begin DATA
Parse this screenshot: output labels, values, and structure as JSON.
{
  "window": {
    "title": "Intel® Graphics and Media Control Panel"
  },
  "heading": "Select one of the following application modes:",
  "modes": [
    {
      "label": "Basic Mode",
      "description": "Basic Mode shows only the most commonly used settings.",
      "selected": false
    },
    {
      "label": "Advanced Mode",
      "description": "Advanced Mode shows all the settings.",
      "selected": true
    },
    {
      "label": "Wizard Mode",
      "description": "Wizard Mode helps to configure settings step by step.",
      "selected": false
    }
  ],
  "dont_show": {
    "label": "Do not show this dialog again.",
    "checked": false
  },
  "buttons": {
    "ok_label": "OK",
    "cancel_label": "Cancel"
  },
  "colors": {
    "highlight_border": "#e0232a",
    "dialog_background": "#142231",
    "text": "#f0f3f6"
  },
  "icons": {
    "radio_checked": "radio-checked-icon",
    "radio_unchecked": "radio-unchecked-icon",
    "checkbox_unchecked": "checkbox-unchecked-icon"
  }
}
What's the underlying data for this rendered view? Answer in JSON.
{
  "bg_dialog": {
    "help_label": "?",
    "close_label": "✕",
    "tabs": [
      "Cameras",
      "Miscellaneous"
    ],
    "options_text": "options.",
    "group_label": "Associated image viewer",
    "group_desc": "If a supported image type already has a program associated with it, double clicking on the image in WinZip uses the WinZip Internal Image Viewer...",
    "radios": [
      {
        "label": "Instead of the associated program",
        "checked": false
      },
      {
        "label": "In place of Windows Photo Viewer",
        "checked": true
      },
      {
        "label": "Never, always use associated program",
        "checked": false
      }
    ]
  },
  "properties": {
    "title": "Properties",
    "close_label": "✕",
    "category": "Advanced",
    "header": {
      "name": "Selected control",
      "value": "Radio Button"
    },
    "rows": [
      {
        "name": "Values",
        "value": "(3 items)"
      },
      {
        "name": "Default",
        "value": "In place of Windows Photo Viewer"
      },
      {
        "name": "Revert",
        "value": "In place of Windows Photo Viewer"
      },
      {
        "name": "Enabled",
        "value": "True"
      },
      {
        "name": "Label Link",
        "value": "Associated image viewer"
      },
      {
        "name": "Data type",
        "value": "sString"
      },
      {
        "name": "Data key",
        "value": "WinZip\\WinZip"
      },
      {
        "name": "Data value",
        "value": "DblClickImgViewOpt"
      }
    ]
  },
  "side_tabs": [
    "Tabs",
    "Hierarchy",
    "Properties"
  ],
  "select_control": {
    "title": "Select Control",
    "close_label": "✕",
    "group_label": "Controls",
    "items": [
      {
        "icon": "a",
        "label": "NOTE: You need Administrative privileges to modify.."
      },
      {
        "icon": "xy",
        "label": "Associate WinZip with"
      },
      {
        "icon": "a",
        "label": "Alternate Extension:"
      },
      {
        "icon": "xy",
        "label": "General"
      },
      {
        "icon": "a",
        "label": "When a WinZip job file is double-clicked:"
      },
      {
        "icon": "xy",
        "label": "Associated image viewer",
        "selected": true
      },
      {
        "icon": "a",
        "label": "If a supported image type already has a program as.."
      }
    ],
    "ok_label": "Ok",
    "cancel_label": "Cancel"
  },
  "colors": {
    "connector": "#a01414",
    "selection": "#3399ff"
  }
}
end DATA
● **GOAL**
Write out the data again, exactly and in full.

● **OUTPUT OF THE EXERCISE**
Parse this screenshot: output labels, values, and structure as JSON.
{
  "window": {
    "title": "Intel® Graphics and Media Control Panel"
  },
  "heading": "Select one of the following application modes:",
  "modes": [
    {
      "label": "Basic Mode",
      "description": "Basic Mode shows only the most commonly used settings.",
      "selected": false
    },
    {
      "label": "Advanced Mode",
      "description": "Advanced Mode shows all the settings.",
      "selected": true
    },
    {
      "label": "Wizard Mode",
      "description": "Wizard Mode helps to configure settings step by step.",
      "selected": false
    }
  ],
  "dont_show": {
    "label": "Do not show this dialog again.",
    "checked": false
  },
  "buttons": {
    "ok_label": "OK",
    "cancel_label": "Cancel"
  },
  "colors": {
    "highlight_border": "#e0232a",
    "dialog_background": "#142231",
    "text": "#f0f3f6"
  },
  "icons": {
    "radio_checked": "radio-checked-icon",
    "radio_unchecked": "radio-unchecked-icon",
    "checkbox_unchecked": "checkbox-unchecked-icon"
  }
}
What's the underlying data for this rendered view? Answer in JSON.
{
  "bg_dialog": {
    "help_label": "?",
    "close_label": "✕",
    "tabs": [
      "Cameras",
      "Miscellaneous"
    ],
    "options_text": "options.",
    "group_label": "Associated image viewer",
    "group_desc": "If a supported image type already has a program associated with it, double clicking on the image in WinZip uses the WinZip Internal Image Viewer...",
    "radios": [
      {
        "label": "Instead of the associated program",
        "checked": false
      },
      {
        "label": "In place of Windows Photo Viewer",
        "checked": true
      },
      {
        "label": "Never, always use associated program",
        "checked": false
      }
    ]
  },
  "properties": {
    "title": "Properties",
    "close_label": "✕",
    "category": "Advanced",
    "header": {
      "name": "Selected control",
      "value": "Radio Button"
    },
    "rows": [
      {
        "name": "Values",
        "value": "(3 items)"
      },
      {
        "name": "Default",
        "value": "In place of Windows Photo Viewer"
      },
      {
        "name": "Revert",
        "value": "In place of Windows Photo Viewer"
      },
      {
        "name": "Enabled",
        "value": "True"
      },
      {
        "name": "Label Link",
        "value": "Associated image viewer"
      },
      {
        "name": "Data type",
        "value": "sString"
      },
      {
        "name": "Data key",
        "value": "WinZip\\WinZip"
      },
      {
        "name": "Data value",
        "value": "DblClickImgViewOpt"
      }
    ]
  },
  "side_tabs": [
    "Tabs",
    "Hierarchy",
    "Properties"
  ],
  "select_control": {
    "title": "Select Control",
    "close_label": "✕",
    "group_label": "Controls",
    "items": [
      {
        "icon": "a",
        "label": "NOTE: You need Administrative privileges to modify.."
      },
      {
        "icon": "xy",
        "label": "Associate WinZip with"
      },
      {
        "icon": "a",
        "label": "Alternate Extension:"
      },
      {
        "icon": "xy",
        "label": "General"
      },
      {
        "icon": "a",
        "label": "When a WinZip job file is double-clicked:"
      },
      {
        "icon": "xy",
        "label": "Associated image viewer",
        "selected": true
      },
      {
        "icon": "a",
        "label": "If a supported image type already has a program as.."
      }
    ],
    "ok_label": "Ok",
    "cancel_label": "Cancel"
  },
  "colors": {
    "connector": "#a01414",
    "selection": "#3399ff"
  }
}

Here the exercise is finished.